Records from a data collection:
::::::
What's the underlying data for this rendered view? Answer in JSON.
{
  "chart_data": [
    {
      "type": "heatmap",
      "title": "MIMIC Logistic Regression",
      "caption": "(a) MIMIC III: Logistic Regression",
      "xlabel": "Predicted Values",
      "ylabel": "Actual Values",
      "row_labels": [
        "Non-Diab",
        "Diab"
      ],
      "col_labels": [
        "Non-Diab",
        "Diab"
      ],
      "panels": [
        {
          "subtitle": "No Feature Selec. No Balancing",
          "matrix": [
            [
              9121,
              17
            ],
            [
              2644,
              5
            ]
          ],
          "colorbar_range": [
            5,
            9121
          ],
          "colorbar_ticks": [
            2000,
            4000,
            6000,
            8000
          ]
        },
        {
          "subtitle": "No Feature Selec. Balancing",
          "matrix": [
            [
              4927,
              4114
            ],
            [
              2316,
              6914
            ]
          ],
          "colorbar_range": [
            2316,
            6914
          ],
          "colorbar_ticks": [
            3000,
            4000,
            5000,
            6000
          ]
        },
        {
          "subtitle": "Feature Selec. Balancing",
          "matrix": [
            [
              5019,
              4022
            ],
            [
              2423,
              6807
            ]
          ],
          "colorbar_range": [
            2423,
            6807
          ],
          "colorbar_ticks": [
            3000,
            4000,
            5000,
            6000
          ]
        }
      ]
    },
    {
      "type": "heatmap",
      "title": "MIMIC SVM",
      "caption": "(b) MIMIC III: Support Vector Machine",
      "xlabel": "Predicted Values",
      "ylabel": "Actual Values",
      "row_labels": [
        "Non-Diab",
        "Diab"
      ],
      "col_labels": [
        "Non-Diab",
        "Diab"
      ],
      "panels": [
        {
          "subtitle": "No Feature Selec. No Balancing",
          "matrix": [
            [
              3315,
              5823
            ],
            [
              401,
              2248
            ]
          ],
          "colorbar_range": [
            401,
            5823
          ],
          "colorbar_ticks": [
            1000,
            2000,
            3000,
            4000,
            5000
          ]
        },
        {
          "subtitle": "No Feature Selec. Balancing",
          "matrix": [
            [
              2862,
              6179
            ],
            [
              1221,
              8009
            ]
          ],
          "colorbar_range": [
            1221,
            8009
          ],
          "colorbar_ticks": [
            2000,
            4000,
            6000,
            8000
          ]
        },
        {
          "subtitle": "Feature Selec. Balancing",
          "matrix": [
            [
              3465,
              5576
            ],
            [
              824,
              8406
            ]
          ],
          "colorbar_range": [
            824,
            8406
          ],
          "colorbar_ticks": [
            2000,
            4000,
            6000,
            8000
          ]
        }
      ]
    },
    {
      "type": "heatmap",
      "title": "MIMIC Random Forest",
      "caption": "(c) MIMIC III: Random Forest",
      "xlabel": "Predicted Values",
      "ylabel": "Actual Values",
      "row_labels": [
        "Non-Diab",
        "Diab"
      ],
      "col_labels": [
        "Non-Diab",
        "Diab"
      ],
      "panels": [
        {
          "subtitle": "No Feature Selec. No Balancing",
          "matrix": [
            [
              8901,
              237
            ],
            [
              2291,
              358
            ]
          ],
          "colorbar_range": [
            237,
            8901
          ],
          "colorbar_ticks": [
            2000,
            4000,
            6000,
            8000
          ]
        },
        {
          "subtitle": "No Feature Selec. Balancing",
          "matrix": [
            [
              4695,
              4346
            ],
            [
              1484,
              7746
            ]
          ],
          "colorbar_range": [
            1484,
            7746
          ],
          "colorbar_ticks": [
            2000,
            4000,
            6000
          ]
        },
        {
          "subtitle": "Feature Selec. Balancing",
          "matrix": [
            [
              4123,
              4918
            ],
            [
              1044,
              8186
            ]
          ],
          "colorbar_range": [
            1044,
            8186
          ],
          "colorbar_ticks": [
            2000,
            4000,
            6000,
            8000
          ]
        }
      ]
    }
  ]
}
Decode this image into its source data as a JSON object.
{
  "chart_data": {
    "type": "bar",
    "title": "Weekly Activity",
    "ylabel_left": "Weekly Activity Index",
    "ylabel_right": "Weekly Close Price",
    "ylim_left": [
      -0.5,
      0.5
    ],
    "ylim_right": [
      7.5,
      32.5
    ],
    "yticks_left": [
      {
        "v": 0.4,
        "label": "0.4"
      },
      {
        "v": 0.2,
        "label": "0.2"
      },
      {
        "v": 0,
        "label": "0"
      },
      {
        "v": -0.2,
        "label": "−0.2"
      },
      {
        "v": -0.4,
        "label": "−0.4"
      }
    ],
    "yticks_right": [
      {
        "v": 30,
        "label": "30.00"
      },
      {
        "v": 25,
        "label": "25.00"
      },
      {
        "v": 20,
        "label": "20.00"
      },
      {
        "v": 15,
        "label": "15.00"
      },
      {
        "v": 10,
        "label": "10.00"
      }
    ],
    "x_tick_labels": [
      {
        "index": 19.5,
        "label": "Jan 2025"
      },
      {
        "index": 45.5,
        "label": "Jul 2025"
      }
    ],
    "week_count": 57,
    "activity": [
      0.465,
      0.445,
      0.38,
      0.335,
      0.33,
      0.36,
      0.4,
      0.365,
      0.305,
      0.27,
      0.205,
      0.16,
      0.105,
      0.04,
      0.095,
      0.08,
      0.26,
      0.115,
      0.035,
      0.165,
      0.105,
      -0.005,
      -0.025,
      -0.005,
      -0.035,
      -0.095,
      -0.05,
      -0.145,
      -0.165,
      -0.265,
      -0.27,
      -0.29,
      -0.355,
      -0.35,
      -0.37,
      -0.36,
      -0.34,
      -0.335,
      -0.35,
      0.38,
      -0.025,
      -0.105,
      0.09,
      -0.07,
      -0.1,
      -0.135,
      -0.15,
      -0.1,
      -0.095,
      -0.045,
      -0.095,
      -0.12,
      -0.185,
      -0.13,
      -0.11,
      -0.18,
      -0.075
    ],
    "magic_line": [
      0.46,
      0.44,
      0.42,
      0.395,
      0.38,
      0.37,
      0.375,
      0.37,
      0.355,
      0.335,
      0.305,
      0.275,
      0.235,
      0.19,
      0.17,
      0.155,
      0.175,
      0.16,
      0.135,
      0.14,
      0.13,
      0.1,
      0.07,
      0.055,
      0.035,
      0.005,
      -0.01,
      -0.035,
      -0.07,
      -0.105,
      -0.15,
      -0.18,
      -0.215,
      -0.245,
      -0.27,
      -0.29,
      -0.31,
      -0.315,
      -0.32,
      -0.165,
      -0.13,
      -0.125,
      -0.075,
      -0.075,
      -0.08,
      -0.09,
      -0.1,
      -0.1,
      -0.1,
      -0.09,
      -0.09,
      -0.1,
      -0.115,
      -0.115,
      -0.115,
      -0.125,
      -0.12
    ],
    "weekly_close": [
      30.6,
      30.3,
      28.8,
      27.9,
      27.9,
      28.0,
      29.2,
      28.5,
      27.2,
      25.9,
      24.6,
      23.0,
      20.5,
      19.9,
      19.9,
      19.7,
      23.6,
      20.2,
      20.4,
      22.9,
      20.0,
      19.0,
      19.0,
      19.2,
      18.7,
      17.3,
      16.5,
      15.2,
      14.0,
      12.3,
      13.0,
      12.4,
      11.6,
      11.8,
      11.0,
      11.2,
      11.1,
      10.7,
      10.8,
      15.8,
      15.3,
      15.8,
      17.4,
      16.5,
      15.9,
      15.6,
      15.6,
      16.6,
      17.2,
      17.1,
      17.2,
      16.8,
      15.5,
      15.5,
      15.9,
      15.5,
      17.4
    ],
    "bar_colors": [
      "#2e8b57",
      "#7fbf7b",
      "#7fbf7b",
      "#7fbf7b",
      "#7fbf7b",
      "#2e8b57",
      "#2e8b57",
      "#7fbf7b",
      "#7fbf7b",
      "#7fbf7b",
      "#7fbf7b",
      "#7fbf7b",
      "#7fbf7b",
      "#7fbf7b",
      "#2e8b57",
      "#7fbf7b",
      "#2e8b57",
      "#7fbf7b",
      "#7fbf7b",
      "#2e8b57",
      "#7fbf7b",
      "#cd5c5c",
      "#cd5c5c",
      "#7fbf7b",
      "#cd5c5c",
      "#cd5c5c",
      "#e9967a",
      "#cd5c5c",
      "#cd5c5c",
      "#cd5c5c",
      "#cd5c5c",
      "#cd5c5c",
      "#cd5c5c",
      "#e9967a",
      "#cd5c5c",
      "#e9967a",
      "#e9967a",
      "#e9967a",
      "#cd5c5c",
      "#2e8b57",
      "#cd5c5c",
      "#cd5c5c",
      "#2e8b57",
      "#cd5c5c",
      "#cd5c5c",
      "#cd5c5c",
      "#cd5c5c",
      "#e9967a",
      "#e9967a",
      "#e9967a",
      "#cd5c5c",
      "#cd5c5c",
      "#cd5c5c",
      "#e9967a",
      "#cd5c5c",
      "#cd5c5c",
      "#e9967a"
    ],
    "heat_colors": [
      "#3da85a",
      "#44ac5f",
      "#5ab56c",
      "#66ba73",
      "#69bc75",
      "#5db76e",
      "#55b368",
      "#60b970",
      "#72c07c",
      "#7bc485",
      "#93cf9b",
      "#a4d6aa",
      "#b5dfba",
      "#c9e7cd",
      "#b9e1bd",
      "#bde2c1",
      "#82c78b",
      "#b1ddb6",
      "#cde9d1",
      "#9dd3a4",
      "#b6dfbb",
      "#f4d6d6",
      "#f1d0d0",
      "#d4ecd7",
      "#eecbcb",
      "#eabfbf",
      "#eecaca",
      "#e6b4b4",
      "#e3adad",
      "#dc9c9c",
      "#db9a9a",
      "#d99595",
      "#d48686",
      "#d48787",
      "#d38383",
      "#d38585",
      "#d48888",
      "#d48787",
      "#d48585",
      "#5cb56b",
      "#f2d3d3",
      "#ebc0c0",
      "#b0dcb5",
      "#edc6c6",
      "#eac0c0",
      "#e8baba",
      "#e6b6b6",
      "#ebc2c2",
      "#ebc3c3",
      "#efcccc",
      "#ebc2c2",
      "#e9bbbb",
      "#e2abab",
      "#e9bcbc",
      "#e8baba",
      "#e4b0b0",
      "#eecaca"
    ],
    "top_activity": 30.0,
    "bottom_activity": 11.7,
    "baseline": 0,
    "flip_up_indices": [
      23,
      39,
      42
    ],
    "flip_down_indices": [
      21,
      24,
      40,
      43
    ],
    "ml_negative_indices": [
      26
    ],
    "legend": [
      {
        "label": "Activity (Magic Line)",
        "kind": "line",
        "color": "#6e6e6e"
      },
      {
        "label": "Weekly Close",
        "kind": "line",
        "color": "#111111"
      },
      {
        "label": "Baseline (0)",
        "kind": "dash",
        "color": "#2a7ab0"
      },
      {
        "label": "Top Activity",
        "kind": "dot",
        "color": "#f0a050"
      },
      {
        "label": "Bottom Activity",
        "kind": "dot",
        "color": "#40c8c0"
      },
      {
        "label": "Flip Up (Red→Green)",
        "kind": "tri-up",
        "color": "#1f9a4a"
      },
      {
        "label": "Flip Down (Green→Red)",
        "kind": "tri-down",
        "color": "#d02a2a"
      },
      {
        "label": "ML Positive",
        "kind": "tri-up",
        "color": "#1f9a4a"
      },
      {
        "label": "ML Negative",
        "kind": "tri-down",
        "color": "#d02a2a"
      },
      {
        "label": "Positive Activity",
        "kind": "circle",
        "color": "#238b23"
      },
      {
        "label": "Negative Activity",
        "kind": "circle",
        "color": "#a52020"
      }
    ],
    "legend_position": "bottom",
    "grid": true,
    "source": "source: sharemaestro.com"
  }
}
::::::
Objective » Search the listing for the string "this". Copy each line where it turns up.

Task result »
What's the underlying data for this rendered view? Answer in JSON.
Decode this image into its source data as a JSON object.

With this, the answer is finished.